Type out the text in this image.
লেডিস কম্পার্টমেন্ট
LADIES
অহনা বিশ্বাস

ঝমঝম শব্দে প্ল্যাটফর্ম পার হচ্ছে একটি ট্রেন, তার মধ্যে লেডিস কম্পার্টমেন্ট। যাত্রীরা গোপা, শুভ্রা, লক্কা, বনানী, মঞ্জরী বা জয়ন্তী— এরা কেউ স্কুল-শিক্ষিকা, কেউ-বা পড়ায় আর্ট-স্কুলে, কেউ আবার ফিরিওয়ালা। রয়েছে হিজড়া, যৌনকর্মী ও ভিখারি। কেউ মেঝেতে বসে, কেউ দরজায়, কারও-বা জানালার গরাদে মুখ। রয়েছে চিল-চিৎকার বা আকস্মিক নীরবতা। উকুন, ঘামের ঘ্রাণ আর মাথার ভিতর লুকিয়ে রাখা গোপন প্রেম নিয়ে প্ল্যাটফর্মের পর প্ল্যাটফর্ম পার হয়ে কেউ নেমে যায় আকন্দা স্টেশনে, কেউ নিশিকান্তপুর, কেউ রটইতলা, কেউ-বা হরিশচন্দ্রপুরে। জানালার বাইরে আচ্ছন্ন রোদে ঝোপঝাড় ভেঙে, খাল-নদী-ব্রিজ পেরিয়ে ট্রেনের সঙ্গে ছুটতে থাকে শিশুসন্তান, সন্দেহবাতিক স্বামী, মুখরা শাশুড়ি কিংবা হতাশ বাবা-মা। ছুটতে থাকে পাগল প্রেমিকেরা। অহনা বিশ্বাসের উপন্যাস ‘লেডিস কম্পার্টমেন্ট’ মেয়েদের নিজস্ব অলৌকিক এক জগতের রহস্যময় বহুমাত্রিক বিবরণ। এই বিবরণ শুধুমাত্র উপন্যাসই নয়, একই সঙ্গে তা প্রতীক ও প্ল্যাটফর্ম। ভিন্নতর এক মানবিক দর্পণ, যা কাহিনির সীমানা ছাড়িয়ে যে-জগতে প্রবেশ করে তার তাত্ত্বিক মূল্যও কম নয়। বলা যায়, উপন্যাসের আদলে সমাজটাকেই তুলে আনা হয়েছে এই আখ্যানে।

◇ ◇ ◇ ◇ ◇ ◇ ◇

Return each line of the data exactly as written above.

Type out the text in this image.
লেডিস কম্পার্টমেন্ট
LADIES
অহনা বিশ্বাস

ঝমঝম শব্দে প্ল্যাটফর্ম পার হচ্ছে একটি ট্রেন, তার মধ্যে লেডিস কম্পার্টমেন্ট। যাত্রীরা গোপা, শুভ্রা, লক্কা, বনানী, মঞ্জরী বা জয়ন্তী— এরা কেউ স্কুল-শিক্ষিকা, কেউ-বা পড়ায় আর্ট-স্কুলে, কেউ আবার ফিরিওয়ালা। রয়েছে হিজড়া, যৌনকর্মী ও ভিখারি। কেউ মেঝেতে বসে, কেউ দরজায়, কারও-বা জানালার গরাদে মুখ। রয়েছে চিল-চিৎকার বা আকস্মিক নীরবতা। উকুন, ঘামের ঘ্রাণ আর মাথার ভিতর লুকিয়ে রাখা গোপন প্রেম নিয়ে প্ল্যাটফর্মের পর প্ল্যাটফর্ম পার হয়ে কেউ নেমে যায় আকন্দা স্টেশনে, কেউ নিশিকান্তপুর, কেউ রটইতলা, কেউ-বা হরিশচন্দ্রপুরে। জানালার বাইরে আচ্ছন্ন রোদে ঝোপঝাড় ভেঙে, খাল-নদী-ব্রিজ পেরিয়ে ট্রেনের সঙ্গে ছুটতে থাকে শিশুসন্তান, সন্দেহবাতিক স্বামী, মুখরা শাশুড়ি কিংবা হতাশ বাবা-মা। ছুটতে থাকে পাগল প্রেমিকেরা। অহনা বিশ্বাসের উপন্যাস ‘লেডিস কম্পার্টমেন্ট’ মেয়েদের নিজস্ব অলৌকিক এক জগতের রহস্যময় বহুমাত্রিক বিবরণ। এই বিবরণ শুধুমাত্র উপন্যাসই নয়, একই সঙ্গে তা প্রতীক ও প্ল্যাটফর্ম। ভিন্নতর এক মানবিক দর্পণ, যা কাহিনির সীমানা ছাড়িয়ে যে-জগতে প্রবেশ করে তার তাত্ত্বিক মূল্যও কম নয়। বলা যায়, উপন্যাসের আদলে সমাজটাকেই তুলে আনা হয়েছে এই আখ্যানে।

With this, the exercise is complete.